**Written exercise**
Print the entries that appear below, exactly as written and without their pictures.

(Records from a data source)
┌────────
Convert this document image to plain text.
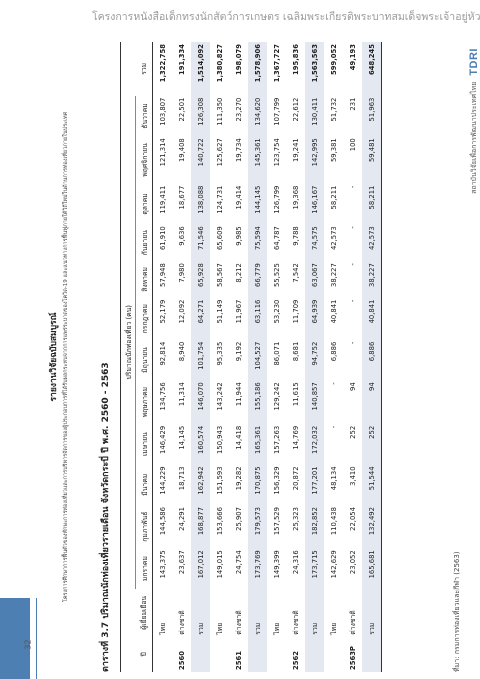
โครงการหนังสือเด็กทรงนักสัตว์การเกษตร เฉลิมพระเกียรติพระบาทสมเด็จพระเจ้าอยู่หัว
32
รายงานวิจัยฉบับสมบูรณ์ โครงการศึกษาการฟื้นตัวของทักษะการท่องเที่ยวและการบริหารจัดการของผู้ประกอบการที่ได้รับผลกระทบจากการแพร่ระบาดของโควิด-19 และแนวทางการฟื้นฟูภายใต้วิถีใหม่ในด้านการท่องเที่ยวภายในประเทศ	ตารางที่ 3.7 ปริมาณนักท่องเที่ยวรายเดือน จังหวัดกระบี่ ปี พ.ศ. 2560 - 2563
		ปริมาณนักท่องเที่ยว (คน)												
ปี	ผู้เยี่ยมเยือน	มกราคม	กุมภาพันธ์	มีนาคม	เมษายน	พฤษภาคม	มิถุนายน	กรกฎาคม	สิงหาคม	กันยายน	ตุลาคม	พฤศจิกายน	ธันวาคม	รวม
	ไทย	143,375	144,586	144,229	146,429	134,756	92,814	52,179	57,948	61,910	119,411	121,314	103,807	1,322,758
2560	ต่างชาติ	23,637	24,291	18,713	14,145	11,314	8,940	12,092	7,980	9,636	18,677	19,408	22,501	191,334
	รวม	167,012	168,877	162,942	160,574	146,070	101,754	64,271	65,928	71,546	138,088	140,722	126,308	1,514,092
	ไทย	149,015	153,666	151,593	150,943	143,242	95,335	51,149	58,567	65,609	124,731	125,627	111,350	1,380,827
2561	ต่างชาติ	24,754	25,907	19,282	14,418	11,944	9,192	11,967	8,212	9,985	19,414	19,734	23,270	198,079
	รวม	173,769	179,573	170,875	165,361	155,186	104,527	63,116	66,779	75,594	144,145	145,361	134,620	1,578,906
	ไทย	149,399	157,529	156,329	157,263	129,242	86,071	53,230	55,525	64,787	126,799	123,754	107,799	1,367,727
2562	ต่างชาติ	24,316	25,323	20,872	14,769	11,615	8,681	11,709	7,542	9,788	19,368	19,241	22,612	195,836
	รวม	173,715	182,852	177,201	172,032	140,857	94,752	64,939	63,067	74,575	146,167	142,995	130,411	1,563,563
	ไทย	142,629	110,438	48,134	-	-	6,886	40,841	38,227	42,573	58,211	59,381	51,732	599,052
2563P	ต่างชาติ	23,052	22,054	3,410	252	94	-	-	-	-	-	100	231	49,193
	รวม	165,681	132,492	51,544	252	94	6,886	40,841	38,227	42,573	58,211	59,481	51,963	648,245
ที่มา: กรมการท่องเที่ยวและกีฬา (2563)
สถาบันวิจัยเพื่อการพัฒนาประเทศไทย
TDRI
└────────
**Solution to this task**
Convert this document image to plain text.
โครงการหนังสือเด็กทรงนักสัตว์การเกษตร เฉลิมพระเกียรติพระบาทสมเด็จพระเจ้าอยู่หัว
32
รายงานวิจัยฉบับสมบูรณ์ โครงการศึกษาการฟื้นตัวของทักษะการท่องเที่ยวและการบริหารจัดการของผู้ประกอบการที่ได้รับผลกระทบจากการแพร่ระบาดของโควิด-19 และแนวทางการฟื้นฟูภายใต้วิถีใหม่ในด้านการท่องเที่ยวภายในประเทศ	ตารางที่ 3.7 ปริมาณนักท่องเที่ยวรายเดือน จังหวัดกระบี่ ปี พ.ศ. 2560 - 2563
		ปริมาณนักท่องเที่ยว (คน)												
ปี	ผู้เยี่ยมเยือน	มกราคม	กุมภาพันธ์	มีนาคม	เมษายน	พฤษภาคม	มิถุนายน	กรกฎาคม	สิงหาคม	กันยายน	ตุลาคม	พฤศจิกายน	ธันวาคม	รวม
	ไทย	143,375	144,586	144,229	146,429	134,756	92,814	52,179	57,948	61,910	119,411	121,314	103,807	1,322,758
2560	ต่างชาติ	23,637	24,291	18,713	14,145	11,314	8,940	12,092	7,980	9,636	18,677	19,408	22,501	191,334
	รวม	167,012	168,877	162,942	160,574	146,070	101,754	64,271	65,928	71,546	138,088	140,722	126,308	1,514,092
	ไทย	149,015	153,666	151,593	150,943	143,242	95,335	51,149	58,567	65,609	124,731	125,627	111,350	1,380,827
2561	ต่างชาติ	24,754	25,907	19,282	14,418	11,944	9,192	11,967	8,212	9,985	19,414	19,734	23,270	198,079
	รวม	173,769	179,573	170,875	165,361	155,186	104,527	63,116	66,779	75,594	144,145	145,361	134,620	1,578,906
	ไทย	149,399	157,529	156,329	157,263	129,242	86,071	53,230	55,525	64,787	126,799	123,754	107,799	1,367,727
2562	ต่างชาติ	24,316	25,323	20,872	14,769	11,615	8,681	11,709	7,542	9,788	19,368	19,241	22,612	195,836
	รวม	173,715	182,852	177,201	172,032	140,857	94,752	64,939	63,067	74,575	146,167	142,995	130,411	1,563,563
	ไทย	142,629	110,438	48,134	-	-	6,886	40,841	38,227	42,573	58,211	59,381	51,732	599,052
2563P	ต่างชาติ	23,052	22,054	3,410	252	94	-	-	-	-	-	100	231	49,193
	รวม	165,681	132,492	51,544	252	94	6,886	40,841	38,227	42,573	58,211	59,481	51,963	648,245
ที่มา: กรมการท่องเที่ยวและกีฬา (2563)
สถาบันวิจัยเพื่อการพัฒนาประเทศไทย
TDRI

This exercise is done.